■ Work to be completed: Find the string "Cumulative" in the records. Copy every line it appears in.

■ Dataset rows:
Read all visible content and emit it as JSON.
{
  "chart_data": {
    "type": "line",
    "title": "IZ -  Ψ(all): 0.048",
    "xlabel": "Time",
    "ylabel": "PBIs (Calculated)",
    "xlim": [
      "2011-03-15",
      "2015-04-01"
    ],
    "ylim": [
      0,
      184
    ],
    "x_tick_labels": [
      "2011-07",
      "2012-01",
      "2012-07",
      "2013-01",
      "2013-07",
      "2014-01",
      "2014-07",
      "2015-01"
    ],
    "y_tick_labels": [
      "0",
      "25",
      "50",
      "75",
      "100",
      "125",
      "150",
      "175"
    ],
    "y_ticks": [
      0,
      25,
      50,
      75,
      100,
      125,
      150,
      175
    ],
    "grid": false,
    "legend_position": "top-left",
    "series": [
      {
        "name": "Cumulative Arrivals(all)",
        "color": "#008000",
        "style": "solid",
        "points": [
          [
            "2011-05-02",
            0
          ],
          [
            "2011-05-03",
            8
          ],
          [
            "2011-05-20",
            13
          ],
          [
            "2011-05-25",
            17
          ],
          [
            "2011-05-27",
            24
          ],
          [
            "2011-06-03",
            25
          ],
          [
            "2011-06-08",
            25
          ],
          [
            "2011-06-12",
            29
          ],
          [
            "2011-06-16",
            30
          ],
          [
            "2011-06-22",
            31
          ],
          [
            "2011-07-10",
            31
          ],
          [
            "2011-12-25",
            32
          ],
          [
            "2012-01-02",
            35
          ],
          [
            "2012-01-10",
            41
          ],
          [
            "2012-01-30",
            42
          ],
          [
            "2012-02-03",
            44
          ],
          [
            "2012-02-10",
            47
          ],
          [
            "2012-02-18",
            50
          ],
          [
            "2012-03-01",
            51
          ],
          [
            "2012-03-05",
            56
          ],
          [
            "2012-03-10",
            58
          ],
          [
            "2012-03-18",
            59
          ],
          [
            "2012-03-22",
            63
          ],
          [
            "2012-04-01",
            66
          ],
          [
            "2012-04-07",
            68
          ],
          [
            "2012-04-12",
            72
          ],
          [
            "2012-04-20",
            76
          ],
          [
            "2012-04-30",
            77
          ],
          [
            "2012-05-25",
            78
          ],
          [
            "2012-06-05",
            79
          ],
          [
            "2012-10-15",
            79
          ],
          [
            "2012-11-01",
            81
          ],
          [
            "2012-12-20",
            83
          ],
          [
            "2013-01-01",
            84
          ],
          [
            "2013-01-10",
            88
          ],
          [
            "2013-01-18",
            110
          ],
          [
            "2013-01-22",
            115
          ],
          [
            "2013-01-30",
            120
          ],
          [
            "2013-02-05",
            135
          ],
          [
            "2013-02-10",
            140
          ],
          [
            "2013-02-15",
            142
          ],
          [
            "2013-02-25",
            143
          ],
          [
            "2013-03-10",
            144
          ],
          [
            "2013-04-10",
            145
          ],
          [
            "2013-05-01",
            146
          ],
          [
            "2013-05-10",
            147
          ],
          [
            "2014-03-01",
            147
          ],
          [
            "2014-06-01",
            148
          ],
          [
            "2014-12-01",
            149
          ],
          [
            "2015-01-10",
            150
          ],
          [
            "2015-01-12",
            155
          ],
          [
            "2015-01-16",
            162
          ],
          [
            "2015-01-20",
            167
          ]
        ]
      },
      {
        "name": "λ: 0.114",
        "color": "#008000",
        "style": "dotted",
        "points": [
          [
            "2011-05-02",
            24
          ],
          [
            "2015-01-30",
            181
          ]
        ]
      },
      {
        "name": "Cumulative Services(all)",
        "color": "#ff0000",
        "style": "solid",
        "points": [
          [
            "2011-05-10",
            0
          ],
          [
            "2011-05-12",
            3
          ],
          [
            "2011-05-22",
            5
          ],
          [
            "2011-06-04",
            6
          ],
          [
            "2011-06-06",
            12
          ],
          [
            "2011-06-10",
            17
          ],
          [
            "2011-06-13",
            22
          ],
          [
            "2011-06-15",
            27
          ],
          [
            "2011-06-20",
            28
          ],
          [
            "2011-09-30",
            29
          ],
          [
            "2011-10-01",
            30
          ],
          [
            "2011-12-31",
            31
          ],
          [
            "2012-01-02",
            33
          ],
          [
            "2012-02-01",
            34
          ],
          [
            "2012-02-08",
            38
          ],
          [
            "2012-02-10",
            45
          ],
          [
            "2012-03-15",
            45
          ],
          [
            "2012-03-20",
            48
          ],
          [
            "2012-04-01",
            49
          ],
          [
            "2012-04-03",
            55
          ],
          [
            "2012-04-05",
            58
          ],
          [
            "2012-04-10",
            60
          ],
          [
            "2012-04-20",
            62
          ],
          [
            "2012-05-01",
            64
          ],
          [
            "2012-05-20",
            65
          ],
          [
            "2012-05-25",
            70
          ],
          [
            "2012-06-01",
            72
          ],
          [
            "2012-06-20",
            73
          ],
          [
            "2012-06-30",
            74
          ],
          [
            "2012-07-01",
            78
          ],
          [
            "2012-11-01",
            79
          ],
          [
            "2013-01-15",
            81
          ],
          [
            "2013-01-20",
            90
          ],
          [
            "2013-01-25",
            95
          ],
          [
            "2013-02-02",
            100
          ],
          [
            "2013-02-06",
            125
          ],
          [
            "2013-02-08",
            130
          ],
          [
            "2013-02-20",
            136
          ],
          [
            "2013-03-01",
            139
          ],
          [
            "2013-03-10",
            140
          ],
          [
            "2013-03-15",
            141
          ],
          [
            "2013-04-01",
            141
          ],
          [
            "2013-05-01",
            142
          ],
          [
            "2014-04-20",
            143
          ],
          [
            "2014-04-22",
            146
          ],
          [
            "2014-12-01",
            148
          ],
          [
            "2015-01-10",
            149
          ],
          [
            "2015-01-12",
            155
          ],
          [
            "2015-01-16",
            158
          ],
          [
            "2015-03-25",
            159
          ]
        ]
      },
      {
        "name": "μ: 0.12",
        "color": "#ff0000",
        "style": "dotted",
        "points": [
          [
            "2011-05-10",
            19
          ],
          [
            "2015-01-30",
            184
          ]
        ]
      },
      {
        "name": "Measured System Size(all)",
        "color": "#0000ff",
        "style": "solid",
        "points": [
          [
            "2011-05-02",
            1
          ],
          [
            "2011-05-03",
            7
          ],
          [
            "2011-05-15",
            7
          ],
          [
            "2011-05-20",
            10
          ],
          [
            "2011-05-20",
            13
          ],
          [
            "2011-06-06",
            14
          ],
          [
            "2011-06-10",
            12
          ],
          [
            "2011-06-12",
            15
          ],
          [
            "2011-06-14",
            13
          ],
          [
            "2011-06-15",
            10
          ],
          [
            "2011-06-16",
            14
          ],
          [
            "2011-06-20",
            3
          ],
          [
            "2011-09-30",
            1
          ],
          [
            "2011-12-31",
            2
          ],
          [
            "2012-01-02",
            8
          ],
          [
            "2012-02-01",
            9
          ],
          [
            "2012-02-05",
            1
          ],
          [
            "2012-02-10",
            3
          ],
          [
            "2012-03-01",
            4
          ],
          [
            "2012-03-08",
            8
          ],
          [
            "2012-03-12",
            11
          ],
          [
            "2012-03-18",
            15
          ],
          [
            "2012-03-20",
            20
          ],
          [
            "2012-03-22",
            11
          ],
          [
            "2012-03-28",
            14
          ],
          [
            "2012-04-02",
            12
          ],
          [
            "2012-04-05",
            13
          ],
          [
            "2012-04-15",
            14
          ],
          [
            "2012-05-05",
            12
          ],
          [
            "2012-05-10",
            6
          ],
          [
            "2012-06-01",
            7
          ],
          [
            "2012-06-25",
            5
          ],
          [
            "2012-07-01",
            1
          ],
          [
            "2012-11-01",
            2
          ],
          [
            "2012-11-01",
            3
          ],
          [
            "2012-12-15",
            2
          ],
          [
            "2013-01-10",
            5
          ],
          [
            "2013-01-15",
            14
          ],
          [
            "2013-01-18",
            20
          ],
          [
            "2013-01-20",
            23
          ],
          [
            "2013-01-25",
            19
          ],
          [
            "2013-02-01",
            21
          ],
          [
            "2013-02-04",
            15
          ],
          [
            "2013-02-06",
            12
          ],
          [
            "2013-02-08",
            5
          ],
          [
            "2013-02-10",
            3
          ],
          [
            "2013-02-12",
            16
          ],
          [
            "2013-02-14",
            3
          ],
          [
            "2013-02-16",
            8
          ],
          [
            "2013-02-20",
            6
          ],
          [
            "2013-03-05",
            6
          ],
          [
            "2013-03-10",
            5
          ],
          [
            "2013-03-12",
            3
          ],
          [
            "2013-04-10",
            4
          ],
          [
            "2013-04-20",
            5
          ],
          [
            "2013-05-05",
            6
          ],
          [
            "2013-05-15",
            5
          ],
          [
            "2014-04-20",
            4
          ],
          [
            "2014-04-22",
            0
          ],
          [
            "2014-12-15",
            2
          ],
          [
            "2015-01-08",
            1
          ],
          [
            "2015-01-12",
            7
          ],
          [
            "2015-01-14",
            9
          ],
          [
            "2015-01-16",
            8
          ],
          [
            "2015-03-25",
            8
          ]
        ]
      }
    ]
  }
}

■ Solution:
        "name": "Cumulative Arrivals(all)",
        "name": "Cumulative Services(all)",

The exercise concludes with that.